Copy the records below, substituting "bar-body" for every occurrence of "candle-body" and keeping everything else the same.

Listed records:
- - - - -

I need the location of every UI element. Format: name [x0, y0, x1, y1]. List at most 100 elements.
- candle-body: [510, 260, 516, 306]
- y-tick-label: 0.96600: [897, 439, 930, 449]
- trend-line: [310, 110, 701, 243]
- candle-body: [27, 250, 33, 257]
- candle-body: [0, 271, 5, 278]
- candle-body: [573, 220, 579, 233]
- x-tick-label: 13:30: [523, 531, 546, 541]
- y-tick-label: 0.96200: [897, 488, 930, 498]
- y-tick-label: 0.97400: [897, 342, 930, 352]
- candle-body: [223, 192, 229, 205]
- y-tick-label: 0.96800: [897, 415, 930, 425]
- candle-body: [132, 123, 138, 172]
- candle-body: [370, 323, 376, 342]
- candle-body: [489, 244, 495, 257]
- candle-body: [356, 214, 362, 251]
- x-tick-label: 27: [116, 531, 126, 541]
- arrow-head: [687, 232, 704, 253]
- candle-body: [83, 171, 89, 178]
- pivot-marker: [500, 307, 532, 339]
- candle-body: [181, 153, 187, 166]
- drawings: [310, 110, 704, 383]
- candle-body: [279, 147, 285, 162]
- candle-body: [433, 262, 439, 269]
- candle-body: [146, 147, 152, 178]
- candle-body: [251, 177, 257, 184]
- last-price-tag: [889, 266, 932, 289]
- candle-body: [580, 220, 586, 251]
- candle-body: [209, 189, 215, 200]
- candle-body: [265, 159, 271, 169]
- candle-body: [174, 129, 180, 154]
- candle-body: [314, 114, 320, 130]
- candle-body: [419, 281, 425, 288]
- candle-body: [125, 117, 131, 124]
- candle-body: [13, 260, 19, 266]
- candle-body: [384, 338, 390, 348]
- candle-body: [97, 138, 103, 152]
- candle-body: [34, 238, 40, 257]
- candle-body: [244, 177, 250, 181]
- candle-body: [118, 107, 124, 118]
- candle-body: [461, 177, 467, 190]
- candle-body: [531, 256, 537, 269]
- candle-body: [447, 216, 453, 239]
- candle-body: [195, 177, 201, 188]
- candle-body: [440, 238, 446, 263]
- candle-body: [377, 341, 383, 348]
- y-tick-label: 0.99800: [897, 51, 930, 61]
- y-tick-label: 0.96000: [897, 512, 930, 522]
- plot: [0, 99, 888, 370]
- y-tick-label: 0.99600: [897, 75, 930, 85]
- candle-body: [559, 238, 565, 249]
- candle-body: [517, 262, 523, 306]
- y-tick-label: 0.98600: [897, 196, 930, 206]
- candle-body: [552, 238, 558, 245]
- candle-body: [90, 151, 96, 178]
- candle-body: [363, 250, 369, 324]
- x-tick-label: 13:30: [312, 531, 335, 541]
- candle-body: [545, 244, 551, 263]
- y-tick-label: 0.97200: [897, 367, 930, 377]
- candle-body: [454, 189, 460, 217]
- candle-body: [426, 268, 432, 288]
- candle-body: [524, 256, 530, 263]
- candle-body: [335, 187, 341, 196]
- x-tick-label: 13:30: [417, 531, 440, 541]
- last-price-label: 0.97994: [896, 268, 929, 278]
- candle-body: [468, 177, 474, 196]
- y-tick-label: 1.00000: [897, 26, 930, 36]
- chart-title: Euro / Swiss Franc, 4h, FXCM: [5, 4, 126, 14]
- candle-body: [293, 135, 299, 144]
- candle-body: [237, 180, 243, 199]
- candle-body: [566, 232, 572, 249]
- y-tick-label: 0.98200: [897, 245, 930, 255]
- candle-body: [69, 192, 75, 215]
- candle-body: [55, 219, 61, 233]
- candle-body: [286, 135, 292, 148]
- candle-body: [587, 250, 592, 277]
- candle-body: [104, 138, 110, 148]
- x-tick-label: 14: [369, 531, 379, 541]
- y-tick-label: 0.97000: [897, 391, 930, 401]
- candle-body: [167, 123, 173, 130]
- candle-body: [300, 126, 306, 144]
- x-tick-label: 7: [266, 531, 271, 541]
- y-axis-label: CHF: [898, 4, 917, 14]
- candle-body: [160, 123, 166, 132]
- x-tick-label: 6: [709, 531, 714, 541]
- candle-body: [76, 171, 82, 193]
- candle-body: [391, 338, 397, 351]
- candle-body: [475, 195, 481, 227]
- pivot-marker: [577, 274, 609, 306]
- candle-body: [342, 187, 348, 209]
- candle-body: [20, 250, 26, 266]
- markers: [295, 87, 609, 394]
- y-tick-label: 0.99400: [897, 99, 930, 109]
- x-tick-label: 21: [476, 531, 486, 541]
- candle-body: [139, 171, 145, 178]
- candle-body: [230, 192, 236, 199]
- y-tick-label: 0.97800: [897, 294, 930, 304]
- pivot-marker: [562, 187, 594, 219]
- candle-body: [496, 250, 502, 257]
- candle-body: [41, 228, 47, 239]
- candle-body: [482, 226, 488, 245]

- - - - -

Solution to the problem:
I need the location of every UI element. Format: name [x0, y0, x1, y1]. List at most 100 elements.
- bar-body: [510, 260, 516, 306]
- y-tick-label: 0.96600: [897, 439, 930, 449]
- trend-line: [310, 110, 701, 243]
- bar-body: [27, 250, 33, 257]
- bar-body: [0, 271, 5, 278]
- bar-body: [573, 220, 579, 233]
- x-tick-label: 13:30: [523, 531, 546, 541]
- y-tick-label: 0.96200: [897, 488, 930, 498]
- y-tick-label: 0.97400: [897, 342, 930, 352]
- bar-body: [223, 192, 229, 205]
- y-tick-label: 0.96800: [897, 415, 930, 425]
- bar-body: [132, 123, 138, 172]
- bar-body: [370, 323, 376, 342]
- bar-body: [489, 244, 495, 257]
- bar-body: [356, 214, 362, 251]
- x-tick-label: 27: [116, 531, 126, 541]
- arrow-head: [687, 232, 704, 253]
- bar-body: [83, 171, 89, 178]
- pivot-marker: [500, 307, 532, 339]
- bar-body: [181, 153, 187, 166]
- drawings: [310, 110, 704, 383]
- bar-body: [279, 147, 285, 162]
- bar-body: [433, 262, 439, 269]
- bar-body: [146, 147, 152, 178]
- bar-body: [251, 177, 257, 184]
- last-price-tag: [889, 266, 932, 289]
- bar-body: [580, 220, 586, 251]
- bar-body: [209, 189, 215, 200]
- bar-body: [265, 159, 271, 169]
- bar-body: [174, 129, 180, 154]
- bar-body: [314, 114, 320, 130]
- bar-body: [419, 281, 425, 288]
- bar-body: [125, 117, 131, 124]
- bar-body: [13, 260, 19, 266]
- bar-body: [384, 338, 390, 348]
- bar-body: [97, 138, 103, 152]
- bar-body: [34, 238, 40, 257]
- bar-body: [244, 177, 250, 181]
- bar-body: [118, 107, 124, 118]
- bar-body: [461, 177, 467, 190]
- bar-body: [531, 256, 537, 269]
- bar-body: [447, 216, 453, 239]
- bar-body: [195, 177, 201, 188]
- bar-body: [440, 238, 446, 263]
- bar-body: [377, 341, 383, 348]
- y-tick-label: 0.99800: [897, 51, 930, 61]
- y-tick-label: 0.96000: [897, 512, 930, 522]
- plot: [0, 99, 888, 370]
- y-tick-label: 0.99600: [897, 75, 930, 85]
- bar-body: [559, 238, 565, 249]
- bar-body: [517, 262, 523, 306]
- y-tick-label: 0.98600: [897, 196, 930, 206]
- bar-body: [552, 238, 558, 245]
- bar-body: [90, 151, 96, 178]
- bar-body: [363, 250, 369, 324]
- x-tick-label: 13:30: [312, 531, 335, 541]
- bar-body: [545, 244, 551, 263]
- y-tick-label: 0.97200: [897, 367, 930, 377]
- bar-body: [454, 189, 460, 217]
- bar-body: [426, 268, 432, 288]
- bar-body: [524, 256, 530, 263]
- bar-body: [335, 187, 341, 196]
- x-tick-label: 13:30: [417, 531, 440, 541]
- last-price-label: 0.97994: [896, 268, 929, 278]
- bar-body: [468, 177, 474, 196]
- y-tick-label: 1.00000: [897, 26, 930, 36]
- chart-title: Euro / Swiss Franc, 4h, FXCM: [5, 4, 126, 14]
- bar-body: [293, 135, 299, 144]
- bar-body: [237, 180, 243, 199]
- bar-body: [566, 232, 572, 249]
- y-tick-label: 0.98200: [897, 245, 930, 255]
- bar-body: [69, 192, 75, 215]
- bar-body: [55, 219, 61, 233]
- bar-body: [286, 135, 292, 148]
- bar-body: [587, 250, 592, 277]
- bar-body: [104, 138, 110, 148]
- x-tick-label: 14: [369, 531, 379, 541]
- y-tick-label: 0.97000: [897, 391, 930, 401]
- bar-body: [167, 123, 173, 130]
- bar-body: [300, 126, 306, 144]
- x-tick-label: 7: [266, 531, 271, 541]
- y-axis-label: CHF: [898, 4, 917, 14]
- bar-body: [160, 123, 166, 132]
- x-tick-label: 6: [709, 531, 714, 541]
- bar-body: [76, 171, 82, 193]
- bar-body: [391, 338, 397, 351]
- bar-body: [475, 195, 481, 227]
- pivot-marker: [577, 274, 609, 306]
- bar-body: [342, 187, 348, 209]
- bar-body: [20, 250, 26, 266]
- markers: [295, 87, 609, 394]
- y-tick-label: 0.99400: [897, 99, 930, 109]
- x-tick-label: 21: [476, 531, 486, 541]
- bar-body: [139, 171, 145, 178]
- bar-body: [230, 192, 236, 199]
- y-tick-label: 0.97800: [897, 294, 930, 304]
- pivot-marker: [562, 187, 594, 219]
- bar-body: [496, 250, 502, 257]
- bar-body: [41, 228, 47, 239]
- bar-body: [482, 226, 488, 245]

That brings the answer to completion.